YOUR GOAL
Could you write out every record below exactly, leaving out any pictures?
-------- RECORD LIST --------
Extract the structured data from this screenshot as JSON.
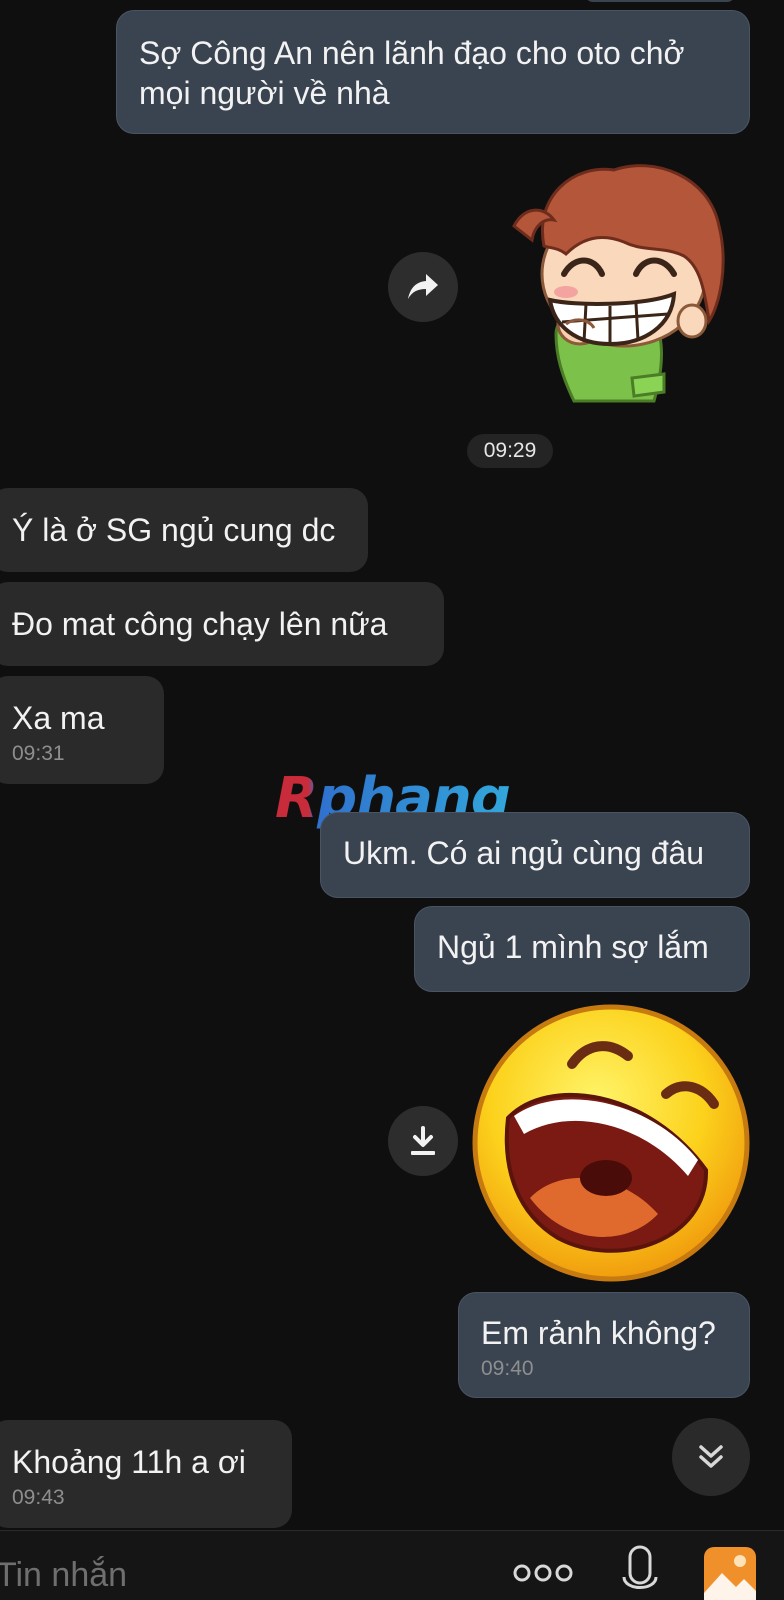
{
  "messages": {
    "m1": {
      "text_line1": "Sợ Công An nên lãnh đạo cho oto chở",
      "text_line2": "mọi người về nhà"
    },
    "date_chip": "09:29",
    "m2": {
      "text": "Ý là ở SG ngủ cung dc"
    },
    "m3": {
      "text": "Đo mat công chạy lên nữa"
    },
    "m4": {
      "text": "Xa ma",
      "time": "09:31"
    },
    "m5": {
      "text": "Ukm. Có ai ngủ cùng đâu"
    },
    "m6": {
      "text": "Ngủ 1 mình sợ lắm"
    },
    "m7": {
      "text": "Em rảnh không?",
      "time": "09:40"
    },
    "m8": {
      "text": "Khoảng 11h a ơi",
      "time": "09:43"
    }
  },
  "watermark": "Rphang",
  "composer": {
    "placeholder": "Tin nhắn"
  },
  "icons": {
    "share": "share-arrow-icon",
    "download": "download-icon",
    "scroll_down": "double-chevron-down-icon",
    "more": "more-dots-icon",
    "mic": "microphone-icon",
    "gallery": "gallery-image-icon"
  },
  "colors": {
    "background": "#0f0f0f",
    "outgoing_bubble": "#3a4451",
    "incoming_bubble": "#2a2a2a",
    "timestamp": "#8e8e8e",
    "gallery_icon": "#f0902a"
  }
}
--------
THE OUTPUT
Extract the structured data from this screenshot as JSON.
{
  "messages": {
    "m1": {
      "text_line1": "Sợ Công An nên lãnh đạo cho oto chở",
      "text_line2": "mọi người về nhà"
    },
    "date_chip": "09:29",
    "m2": {
      "text": "Ý là ở SG ngủ cung dc"
    },
    "m3": {
      "text": "Đo mat công chạy lên nữa"
    },
    "m4": {
      "text": "Xa ma",
      "time": "09:31"
    },
    "m5": {
      "text": "Ukm. Có ai ngủ cùng đâu"
    },
    "m6": {
      "text": "Ngủ 1 mình sợ lắm"
    },
    "m7": {
      "text": "Em rảnh không?",
      "time": "09:40"
    },
    "m8": {
      "text": "Khoảng 11h a ơi",
      "time": "09:43"
    }
  },
  "watermark": "Rphang",
  "composer": {
    "placeholder": "Tin nhắn"
  },
  "icons": {
    "share": "share-arrow-icon",
    "download": "download-icon",
    "scroll_down": "double-chevron-down-icon",
    "more": "more-dots-icon",
    "mic": "microphone-icon",
    "gallery": "gallery-image-icon"
  },
  "colors": {
    "background": "#0f0f0f",
    "outgoing_bubble": "#3a4451",
    "incoming_bubble": "#2a2a2a",
    "timestamp": "#8e8e8e",
    "gallery_icon": "#f0902a"
  }
}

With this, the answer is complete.